## TASK DIRECTIONS:
Will you quote only the lines starting at the one that contains "Parse this screenshot: output" and ending with the last line of the listing below, inclusive?

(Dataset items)

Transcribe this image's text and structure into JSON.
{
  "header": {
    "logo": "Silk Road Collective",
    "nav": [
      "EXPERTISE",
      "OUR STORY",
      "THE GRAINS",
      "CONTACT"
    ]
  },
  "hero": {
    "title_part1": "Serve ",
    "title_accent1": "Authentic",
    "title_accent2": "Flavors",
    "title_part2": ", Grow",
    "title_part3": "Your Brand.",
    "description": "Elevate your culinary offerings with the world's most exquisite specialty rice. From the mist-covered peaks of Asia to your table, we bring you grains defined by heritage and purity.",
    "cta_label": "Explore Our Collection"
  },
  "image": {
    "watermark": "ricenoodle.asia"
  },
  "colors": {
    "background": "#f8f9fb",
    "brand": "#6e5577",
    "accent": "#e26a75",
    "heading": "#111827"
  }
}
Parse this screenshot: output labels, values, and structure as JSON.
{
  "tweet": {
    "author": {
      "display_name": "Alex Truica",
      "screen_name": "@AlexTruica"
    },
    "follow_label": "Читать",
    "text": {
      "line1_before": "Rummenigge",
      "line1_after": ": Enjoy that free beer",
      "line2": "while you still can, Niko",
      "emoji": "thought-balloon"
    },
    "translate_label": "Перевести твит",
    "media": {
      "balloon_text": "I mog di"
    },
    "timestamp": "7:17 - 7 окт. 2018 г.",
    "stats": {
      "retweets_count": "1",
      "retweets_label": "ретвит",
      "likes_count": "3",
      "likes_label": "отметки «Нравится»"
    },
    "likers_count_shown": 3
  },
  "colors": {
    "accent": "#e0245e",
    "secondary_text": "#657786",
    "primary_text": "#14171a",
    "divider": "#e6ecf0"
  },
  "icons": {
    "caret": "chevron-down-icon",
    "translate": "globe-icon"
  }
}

## REPLY:
Parse this screenshot: output labels, values, and structure as JSON.
{
  "tweet": {
    "author": {
      "display_name": "Alex Truica",
      "screen_name": "@AlexTruica"
    },
    "follow_label": "Читать",
    "text": {
      "line1_before": "Rummenigge",
      "line1_after": ": Enjoy that free beer",
      "line2": "while you still can, Niko",
      "emoji": "thought-balloon"
    },
    "translate_label": "Перевести твит",
    "media": {
      "balloon_text": "I mog di"
    },
    "timestamp": "7:17 - 7 окт. 2018 г.",
    "stats": {
      "retweets_count": "1",
      "retweets_label": "ретвит",
      "likes_count": "3",
      "likes_label": "отметки «Нравится»"
    },
    "likers_count_shown": 3
  },
  "colors": {
    "accent": "#e0245e",
    "secondary_text": "#657786",
    "primary_text": "#14171a",
    "divider": "#e6ecf0"
  },
  "icons": {
    "caret": "chevron-down-icon",
    "translate": "globe-icon"
  }
}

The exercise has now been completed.